Written request -
Pull out every line containing the string "style".

Part of a data file:

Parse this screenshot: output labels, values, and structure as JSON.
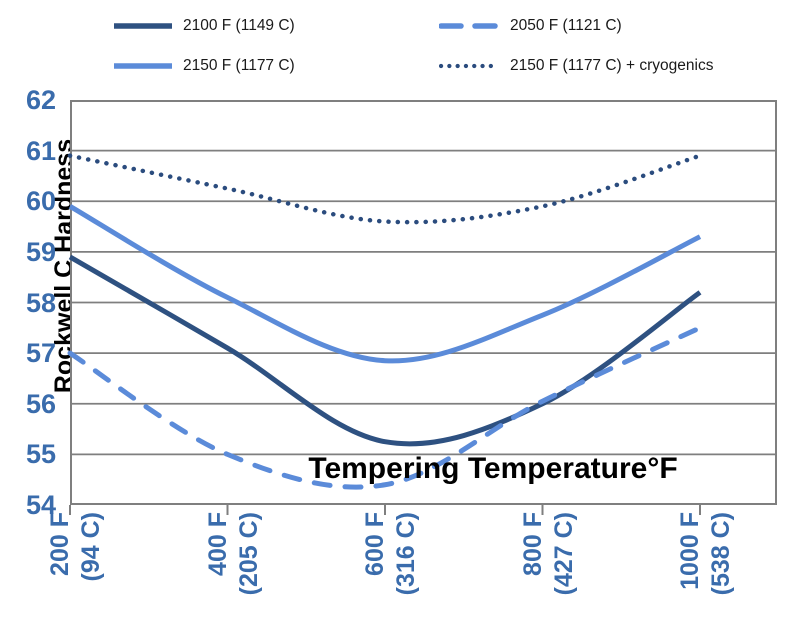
{
  "chart_data": {
    "type": "line",
    "title": "",
    "xlabel": "Tempering Temperature°F",
    "ylabel": "Rockwell C Hardness",
    "ylim": [
      54,
      62
    ],
    "yticks": [
      62,
      61,
      60,
      59,
      58,
      57,
      56,
      55,
      54
    ],
    "grid": true,
    "legend_position": "top",
    "categories": [
      "200 F (94 C)",
      "400 F (205 C)",
      "600 F (316 C)",
      "800 F (427 C)",
      "1000 F (538 C)"
    ],
    "category_label_lines": [
      [
        "200 F",
        "(94 C)"
      ],
      [
        "400 F",
        "(205 C)"
      ],
      [
        "600 F",
        "(316 C)"
      ],
      [
        "800 F",
        "(427 C)"
      ],
      [
        "1000 F",
        "(538 C)"
      ]
    ],
    "series": [
      {
        "name": "2100 F (1149 C)",
        "style": "solid",
        "color": "#2E5181",
        "values": [
          58.9,
          57.1,
          55.25,
          56.0,
          58.2
        ]
      },
      {
        "name": "2150 F (1177 C)",
        "style": "solid",
        "color": "#5B8BD9",
        "values": [
          59.9,
          58.1,
          56.85,
          57.75,
          59.3
        ]
      },
      {
        "name": "2050 F (1121 C)",
        "style": "dashed",
        "color": "#5B8BD9",
        "values": [
          57.0,
          55.0,
          54.4,
          56.05,
          57.5
        ]
      },
      {
        "name": "2150 F (1177 C) + cryogenics",
        "style": "dotted",
        "color": "#2B4C7E",
        "values": [
          60.9,
          60.25,
          59.6,
          59.9,
          60.9
        ]
      }
    ],
    "legend_grid_order": [
      0,
      2,
      1,
      3
    ]
  },
  "colors": {
    "gridline": "#7F7F7F",
    "plot_border": "#7F7F7F",
    "tick_label_blue": "#3A6CAC",
    "legend_text": "#1a1a1a",
    "background": "#ffffff"
  }
}
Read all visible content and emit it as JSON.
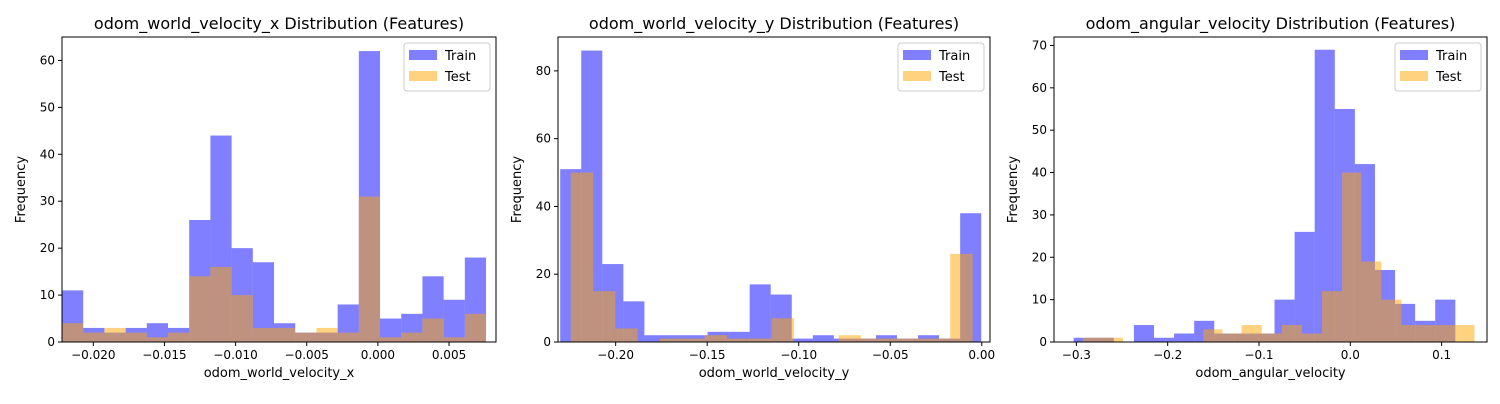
{
  "colors": {
    "train": "#0000ff",
    "test": "#ffa500",
    "train_alpha": 0.5,
    "test_alpha": 0.5
  },
  "chart_data": [
    {
      "type": "bar",
      "title": "odom_world_velocity_x Distribution (Features)",
      "xlabel": "odom_world_velocity_x",
      "ylabel": "Frequency",
      "xlim": [
        -0.0222,
        0.0083
      ],
      "ylim": [
        0,
        65
      ],
      "xticks": [
        -0.02,
        -0.015,
        -0.01,
        -0.005,
        0.0,
        0.005
      ],
      "xtick_labels": [
        "−0.020",
        "−0.015",
        "−0.010",
        "−0.005",
        "0.000",
        "0.005"
      ],
      "yticks": [
        0,
        10,
        20,
        30,
        40,
        50,
        60
      ],
      "legend": {
        "placement": "top-right",
        "entries": [
          "Train",
          "Test"
        ]
      },
      "series": [
        {
          "name": "Train",
          "bins": [
            -0.0222,
            -0.02071,
            -0.01922,
            -0.01773,
            -0.01624,
            -0.01475,
            -0.01326,
            -0.01177,
            -0.01028,
            -0.00879,
            -0.0073,
            -0.00581,
            -0.00432,
            -0.00283,
            -0.00134,
            0.00015,
            0.00164,
            0.00313,
            0.00462,
            0.00611,
            0.0076
          ],
          "values": [
            11,
            3,
            2,
            3,
            4,
            3,
            26,
            44,
            20,
            17,
            4,
            2,
            2,
            8,
            62,
            5,
            6,
            14,
            9,
            18
          ]
        },
        {
          "name": "Test",
          "bins": [
            -0.0222,
            -0.02071,
            -0.01922,
            -0.01773,
            -0.01624,
            -0.01475,
            -0.01326,
            -0.01177,
            -0.01028,
            -0.00879,
            -0.0073,
            -0.00581,
            -0.00432,
            -0.00283,
            -0.00134,
            0.00015,
            0.00164,
            0.00313,
            0.00462,
            0.00611,
            0.0076
          ],
          "values": [
            4,
            2,
            3,
            2,
            1,
            2,
            14,
            16,
            10,
            3,
            3,
            2,
            3,
            2,
            31,
            1,
            2,
            5,
            1,
            6
          ]
        }
      ]
    },
    {
      "type": "bar",
      "title": "odom_world_velocity_y Distribution (Features)",
      "xlabel": "odom_world_velocity_y",
      "ylabel": "Frequency",
      "xlim": [
        -0.2315,
        0.0045
      ],
      "ylim": [
        0,
        90
      ],
      "xticks": [
        -0.2,
        -0.15,
        -0.1,
        -0.05,
        0.0
      ],
      "xtick_labels": [
        "−0.20",
        "−0.15",
        "−0.10",
        "−0.05",
        "0.00"
      ],
      "yticks": [
        0,
        20,
        40,
        60,
        80
      ],
      "legend": {
        "placement": "top-right",
        "entries": [
          "Train",
          "Test"
        ]
      },
      "series": [
        {
          "name": "Train",
          "bins": [
            -0.2303,
            -0.2188,
            -0.2073,
            -0.1958,
            -0.1843,
            -0.1728,
            -0.1613,
            -0.1498,
            -0.1383,
            -0.1268,
            -0.1153,
            -0.1038,
            -0.0923,
            -0.0808,
            -0.0693,
            -0.0578,
            -0.0463,
            -0.0348,
            -0.0233,
            -0.0118,
            -0.0003
          ],
          "values": [
            51,
            86,
            23,
            12,
            2,
            2,
            2,
            3,
            3,
            17,
            14,
            1,
            2,
            1,
            1,
            2,
            1,
            2,
            1,
            38
          ]
        },
        {
          "name": "Test",
          "bins": [
            -0.2246,
            -0.2123,
            -0.2002,
            -0.188,
            -0.1758,
            -0.1636,
            -0.1514,
            -0.1392,
            -0.127,
            -0.1148,
            -0.1026,
            -0.0904,
            -0.0782,
            -0.066,
            -0.0538,
            -0.0416,
            -0.0294,
            -0.0172,
            -0.005
          ],
          "values": [
            50,
            15,
            4,
            0,
            1,
            1,
            2,
            1,
            1,
            7,
            0,
            0,
            2,
            1,
            1,
            1,
            1,
            26
          ]
        }
      ]
    },
    {
      "type": "bar",
      "title": "odom_angular_velocity Distribution (Features)",
      "xlabel": "odom_angular_velocity",
      "ylabel": "Frequency",
      "xlim": [
        -0.3245,
        0.1497
      ],
      "ylim": [
        0,
        72
      ],
      "xticks": [
        -0.3,
        -0.2,
        -0.1,
        0.0,
        0.1
      ],
      "xtick_labels": [
        "−0.3",
        "−0.2",
        "−0.1",
        "0.0",
        "0.1"
      ],
      "yticks": [
        0,
        10,
        20,
        30,
        40,
        50,
        60,
        70
      ],
      "legend": {
        "placement": "top-right",
        "entries": [
          "Train",
          "Test"
        ]
      },
      "series": [
        {
          "name": "Train",
          "bins": [
            -0.303,
            -0.281,
            -0.259,
            -0.237,
            -0.215,
            -0.193,
            -0.171,
            -0.149,
            -0.127,
            -0.105,
            -0.083,
            -0.061,
            -0.039,
            -0.017,
            0.005,
            0.027,
            0.049,
            0.071,
            0.093,
            0.115,
            0.126
          ],
          "values": [
            1,
            1,
            0,
            4,
            1,
            2,
            5,
            2,
            2,
            2,
            10,
            26,
            69,
            55,
            42,
            17,
            9,
            5,
            10,
            0
          ]
        },
        {
          "name": "Test",
          "bins": [
            -0.293,
            -0.271,
            -0.249,
            -0.227,
            -0.205,
            -0.183,
            -0.161,
            -0.14,
            -0.119,
            -0.097,
            -0.075,
            -0.053,
            -0.031,
            -0.009,
            0.012,
            0.034,
            0.056,
            0.078,
            0.1,
            0.121,
            0.136
          ],
          "values": [
            1,
            1,
            0,
            0,
            0,
            0,
            3,
            2,
            4,
            2,
            4,
            2,
            12,
            40,
            19,
            10,
            4,
            4,
            4,
            4
          ]
        }
      ]
    }
  ]
}
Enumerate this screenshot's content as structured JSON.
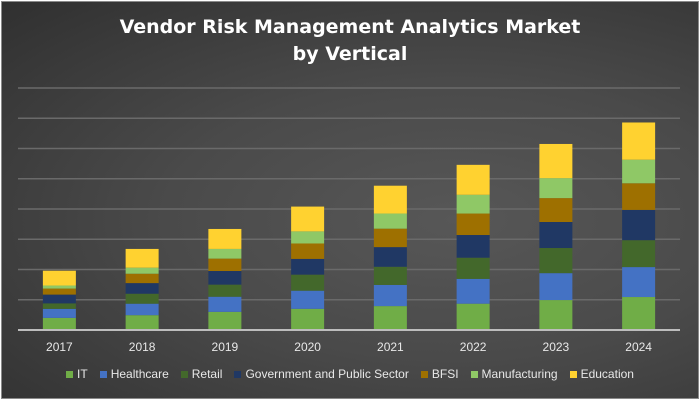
{
  "chart_data": {
    "type": "bar",
    "stacked": true,
    "title": "Vendor Risk Management Analytics Market by Vertical",
    "title_lines": [
      "Vendor Risk Management Analytics Market",
      "by Vertical"
    ],
    "categories": [
      "2017",
      "2018",
      "2019",
      "2020",
      "2021",
      "2022",
      "2023",
      "2024"
    ],
    "series": [
      {
        "name": "IT",
        "color": "#70ad47",
        "values": [
          0.4,
          0.49,
          0.6,
          0.7,
          0.79,
          0.87,
          0.99,
          1.09
        ]
      },
      {
        "name": "Healthcare",
        "color": "#4472c4",
        "values": [
          0.3,
          0.38,
          0.5,
          0.6,
          0.7,
          0.82,
          0.89,
          0.99
        ]
      },
      {
        "name": "Retail",
        "color": "#43682b",
        "values": [
          0.18,
          0.33,
          0.4,
          0.53,
          0.6,
          0.7,
          0.83,
          0.89
        ]
      },
      {
        "name": "Government and Public Sector",
        "color": "#203864",
        "values": [
          0.29,
          0.35,
          0.45,
          0.52,
          0.65,
          0.75,
          0.86,
          1.0
        ]
      },
      {
        "name": "BFSI",
        "color": "#9e7000",
        "values": [
          0.2,
          0.31,
          0.41,
          0.51,
          0.61,
          0.71,
          0.79,
          0.88
        ]
      },
      {
        "name": "Manufacturing",
        "color": "#8fc866",
        "values": [
          0.1,
          0.2,
          0.32,
          0.4,
          0.5,
          0.62,
          0.66,
          0.78
        ]
      },
      {
        "name": "Education",
        "color": "#ffd230",
        "values": [
          0.49,
          0.62,
          0.66,
          0.82,
          0.92,
          0.99,
          1.13,
          1.23
        ]
      }
    ],
    "xlabel": "",
    "ylabel": "",
    "ylim": [
      0,
      8
    ],
    "y_tick_labels_shown": false,
    "grid": true,
    "legend": "bottom"
  }
}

Solution below -
        "style": "solid",
        "style": "solid",
        "style": "dashed",
        "style": "dotted",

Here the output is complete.